Excerpt from a dataset
####################
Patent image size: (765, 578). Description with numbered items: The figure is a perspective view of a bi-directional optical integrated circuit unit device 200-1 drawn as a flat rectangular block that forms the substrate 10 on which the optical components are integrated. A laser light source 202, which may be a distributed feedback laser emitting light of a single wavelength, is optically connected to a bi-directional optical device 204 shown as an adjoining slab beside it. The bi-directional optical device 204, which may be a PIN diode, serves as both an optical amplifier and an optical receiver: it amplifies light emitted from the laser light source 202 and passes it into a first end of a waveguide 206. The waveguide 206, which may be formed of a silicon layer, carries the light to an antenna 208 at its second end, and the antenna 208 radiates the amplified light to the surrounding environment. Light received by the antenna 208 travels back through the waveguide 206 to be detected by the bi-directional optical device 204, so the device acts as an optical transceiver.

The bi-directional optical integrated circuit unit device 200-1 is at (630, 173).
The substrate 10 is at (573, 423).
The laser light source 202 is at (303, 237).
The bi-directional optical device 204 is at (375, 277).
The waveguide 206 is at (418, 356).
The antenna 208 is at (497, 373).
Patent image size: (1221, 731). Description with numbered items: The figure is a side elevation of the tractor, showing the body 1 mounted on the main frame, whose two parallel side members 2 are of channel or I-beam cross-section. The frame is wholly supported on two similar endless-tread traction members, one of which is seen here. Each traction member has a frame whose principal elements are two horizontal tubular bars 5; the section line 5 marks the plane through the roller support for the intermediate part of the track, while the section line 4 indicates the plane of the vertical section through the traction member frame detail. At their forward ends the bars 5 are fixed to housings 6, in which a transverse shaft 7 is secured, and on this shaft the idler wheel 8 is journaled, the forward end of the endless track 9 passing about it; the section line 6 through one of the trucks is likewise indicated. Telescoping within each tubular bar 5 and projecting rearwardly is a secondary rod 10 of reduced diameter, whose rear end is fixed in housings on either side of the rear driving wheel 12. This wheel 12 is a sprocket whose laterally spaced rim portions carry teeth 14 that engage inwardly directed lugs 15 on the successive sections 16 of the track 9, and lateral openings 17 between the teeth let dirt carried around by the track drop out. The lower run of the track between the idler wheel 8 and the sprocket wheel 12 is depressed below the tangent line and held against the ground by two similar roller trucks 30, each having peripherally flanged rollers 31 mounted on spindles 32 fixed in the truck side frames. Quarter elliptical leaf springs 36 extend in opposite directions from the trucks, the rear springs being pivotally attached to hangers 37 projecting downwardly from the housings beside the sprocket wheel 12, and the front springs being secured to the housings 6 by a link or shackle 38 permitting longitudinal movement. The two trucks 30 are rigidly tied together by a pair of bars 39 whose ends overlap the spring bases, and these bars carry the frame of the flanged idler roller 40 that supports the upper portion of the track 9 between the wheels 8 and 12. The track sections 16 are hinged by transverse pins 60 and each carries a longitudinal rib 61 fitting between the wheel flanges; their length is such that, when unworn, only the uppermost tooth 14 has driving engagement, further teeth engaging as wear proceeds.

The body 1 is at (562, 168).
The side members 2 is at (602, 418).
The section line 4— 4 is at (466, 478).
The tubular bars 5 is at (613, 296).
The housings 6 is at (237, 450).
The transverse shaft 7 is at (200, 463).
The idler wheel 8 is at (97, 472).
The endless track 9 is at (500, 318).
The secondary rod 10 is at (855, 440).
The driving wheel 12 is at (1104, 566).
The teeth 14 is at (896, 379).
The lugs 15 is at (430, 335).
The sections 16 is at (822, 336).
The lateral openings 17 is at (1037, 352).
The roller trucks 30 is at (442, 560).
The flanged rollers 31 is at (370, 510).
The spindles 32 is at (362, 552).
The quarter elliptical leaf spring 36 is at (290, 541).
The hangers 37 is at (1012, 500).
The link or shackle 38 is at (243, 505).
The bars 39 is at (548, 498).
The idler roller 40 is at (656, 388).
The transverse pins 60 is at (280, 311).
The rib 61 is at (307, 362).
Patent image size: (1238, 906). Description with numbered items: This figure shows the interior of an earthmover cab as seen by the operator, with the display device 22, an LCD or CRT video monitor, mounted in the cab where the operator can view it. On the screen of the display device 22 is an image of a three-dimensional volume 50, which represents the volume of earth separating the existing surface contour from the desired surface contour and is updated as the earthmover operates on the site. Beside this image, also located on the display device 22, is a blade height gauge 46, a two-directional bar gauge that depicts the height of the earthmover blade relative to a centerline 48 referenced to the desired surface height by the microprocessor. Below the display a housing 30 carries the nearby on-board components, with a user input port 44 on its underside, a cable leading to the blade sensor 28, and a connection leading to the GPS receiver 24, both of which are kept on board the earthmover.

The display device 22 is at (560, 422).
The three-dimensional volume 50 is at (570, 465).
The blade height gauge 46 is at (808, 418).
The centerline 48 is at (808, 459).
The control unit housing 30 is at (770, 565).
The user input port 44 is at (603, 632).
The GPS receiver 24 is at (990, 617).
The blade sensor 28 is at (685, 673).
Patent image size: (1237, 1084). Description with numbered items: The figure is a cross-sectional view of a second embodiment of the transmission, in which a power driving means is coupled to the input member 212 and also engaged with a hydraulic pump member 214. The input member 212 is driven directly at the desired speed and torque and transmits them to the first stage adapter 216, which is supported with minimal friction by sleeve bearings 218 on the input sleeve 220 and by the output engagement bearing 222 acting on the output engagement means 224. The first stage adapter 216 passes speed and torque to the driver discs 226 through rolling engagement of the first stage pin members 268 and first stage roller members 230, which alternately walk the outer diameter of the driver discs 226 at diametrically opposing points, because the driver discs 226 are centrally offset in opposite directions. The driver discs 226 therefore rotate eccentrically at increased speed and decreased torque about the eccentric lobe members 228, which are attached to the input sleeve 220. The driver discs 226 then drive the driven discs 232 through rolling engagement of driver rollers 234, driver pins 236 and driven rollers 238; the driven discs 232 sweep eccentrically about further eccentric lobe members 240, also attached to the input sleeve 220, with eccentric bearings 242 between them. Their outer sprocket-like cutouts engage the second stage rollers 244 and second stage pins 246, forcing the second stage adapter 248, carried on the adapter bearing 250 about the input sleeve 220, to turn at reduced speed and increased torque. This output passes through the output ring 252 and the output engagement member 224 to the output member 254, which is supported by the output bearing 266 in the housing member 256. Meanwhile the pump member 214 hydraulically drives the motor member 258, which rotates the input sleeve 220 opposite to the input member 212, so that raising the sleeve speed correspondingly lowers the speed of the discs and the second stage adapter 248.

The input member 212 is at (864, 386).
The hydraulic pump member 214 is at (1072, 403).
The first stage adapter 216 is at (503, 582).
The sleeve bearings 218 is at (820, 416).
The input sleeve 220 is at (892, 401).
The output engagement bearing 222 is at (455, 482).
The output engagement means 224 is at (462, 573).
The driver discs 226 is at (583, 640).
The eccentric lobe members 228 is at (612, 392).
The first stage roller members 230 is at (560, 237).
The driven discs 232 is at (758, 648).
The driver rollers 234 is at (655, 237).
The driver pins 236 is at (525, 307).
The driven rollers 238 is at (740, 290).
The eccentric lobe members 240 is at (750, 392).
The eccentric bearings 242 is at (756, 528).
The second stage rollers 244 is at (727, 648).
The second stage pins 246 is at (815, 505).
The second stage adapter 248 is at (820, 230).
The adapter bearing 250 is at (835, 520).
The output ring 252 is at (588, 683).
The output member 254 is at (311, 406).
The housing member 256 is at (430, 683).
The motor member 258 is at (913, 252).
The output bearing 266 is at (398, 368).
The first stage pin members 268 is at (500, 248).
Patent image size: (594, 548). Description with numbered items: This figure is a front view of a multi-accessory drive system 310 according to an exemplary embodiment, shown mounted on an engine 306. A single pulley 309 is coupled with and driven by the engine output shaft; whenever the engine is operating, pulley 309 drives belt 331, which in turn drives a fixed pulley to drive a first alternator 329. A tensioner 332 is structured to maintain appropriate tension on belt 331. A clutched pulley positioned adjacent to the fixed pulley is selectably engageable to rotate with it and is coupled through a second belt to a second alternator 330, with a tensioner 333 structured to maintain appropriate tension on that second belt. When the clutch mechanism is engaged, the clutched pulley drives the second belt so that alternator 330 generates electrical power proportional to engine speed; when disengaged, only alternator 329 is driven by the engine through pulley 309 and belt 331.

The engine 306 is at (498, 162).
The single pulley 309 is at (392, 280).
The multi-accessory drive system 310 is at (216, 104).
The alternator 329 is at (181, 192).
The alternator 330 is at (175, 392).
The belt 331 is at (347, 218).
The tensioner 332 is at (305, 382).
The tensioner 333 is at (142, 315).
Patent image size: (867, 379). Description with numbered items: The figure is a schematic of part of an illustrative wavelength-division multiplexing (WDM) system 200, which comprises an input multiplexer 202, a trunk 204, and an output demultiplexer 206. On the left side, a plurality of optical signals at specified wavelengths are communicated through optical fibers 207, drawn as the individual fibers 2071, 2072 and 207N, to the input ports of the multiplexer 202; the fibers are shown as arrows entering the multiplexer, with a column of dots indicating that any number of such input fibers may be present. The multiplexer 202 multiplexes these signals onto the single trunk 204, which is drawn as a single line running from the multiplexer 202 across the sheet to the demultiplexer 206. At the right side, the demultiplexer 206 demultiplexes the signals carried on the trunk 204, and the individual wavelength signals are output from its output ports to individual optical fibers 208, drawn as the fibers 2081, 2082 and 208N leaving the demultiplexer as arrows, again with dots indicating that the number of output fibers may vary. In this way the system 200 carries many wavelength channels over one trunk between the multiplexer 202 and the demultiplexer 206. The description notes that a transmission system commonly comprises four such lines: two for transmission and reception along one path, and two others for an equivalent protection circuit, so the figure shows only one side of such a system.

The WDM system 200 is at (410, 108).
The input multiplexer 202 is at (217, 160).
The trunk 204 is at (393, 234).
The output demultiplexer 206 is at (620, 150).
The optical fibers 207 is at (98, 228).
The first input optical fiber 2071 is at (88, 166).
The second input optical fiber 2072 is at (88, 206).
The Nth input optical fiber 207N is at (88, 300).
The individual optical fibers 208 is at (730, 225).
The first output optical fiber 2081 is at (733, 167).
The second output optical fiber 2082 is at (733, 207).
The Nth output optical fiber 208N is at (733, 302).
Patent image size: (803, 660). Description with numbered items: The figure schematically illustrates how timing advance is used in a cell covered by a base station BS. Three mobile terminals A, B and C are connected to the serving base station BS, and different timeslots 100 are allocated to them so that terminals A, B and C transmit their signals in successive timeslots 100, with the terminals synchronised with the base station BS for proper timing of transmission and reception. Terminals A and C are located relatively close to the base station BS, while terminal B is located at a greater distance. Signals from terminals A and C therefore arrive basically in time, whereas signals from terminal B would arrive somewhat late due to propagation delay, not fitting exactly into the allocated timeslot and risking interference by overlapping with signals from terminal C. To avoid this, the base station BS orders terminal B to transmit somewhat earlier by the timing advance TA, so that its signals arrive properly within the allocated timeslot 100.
####################
> _STATED TASK_
Give the lines of the data above, starting at the line that contains "Patent image size: (594, 548)." and ending at the line that contains "The tensioner 333 is at (142, 315).", as a JSON list of strings with one string per line. Leave out blank lines.

> _TASK RESPONSE_
[
  "Patent image size: (594, 548). Description with numbered items: This figure is a front view of a multi-accessory drive system 310 according to an exemplary embodiment, shown mounted on an engine 306. A single pulley 309 is coupled with and driven by the engine output shaft; whenever the engine is operating, pulley 309 drives belt 331, which in turn drives a fixed pulley to drive a first alternator 329. A tensioner 332 is structured to maintain appropriate tension on belt 331. A clutched pulley positioned adjacent to the fixed pulley is selectably engageable to rotate with it and is coupled through a second belt to a second alternator 330, with a tensioner 333 structured to maintain appropriate tension on that second belt. When the clutch mechanism is engaged, the clutched pulley drives the second belt so that alternator 330 generates electrical power proportional to engine speed; when disengaged, only alternator 329 is driven by the engine through pulley 309 and belt 331.",
  "The engine 306 is at (498, 162).",
  "The single pulley 309 is at (392, 280).",
  "The multi-accessory drive system 310 is at (216, 104).",
  "The alternator 329 is at (181, 192).",
  "The alternator 330 is at (175, 392).",
  "The belt 331 is at (347, 218).",
  "The tensioner 332 is at (305, 382).",
  "The tensioner 333 is at (142, 315)."
]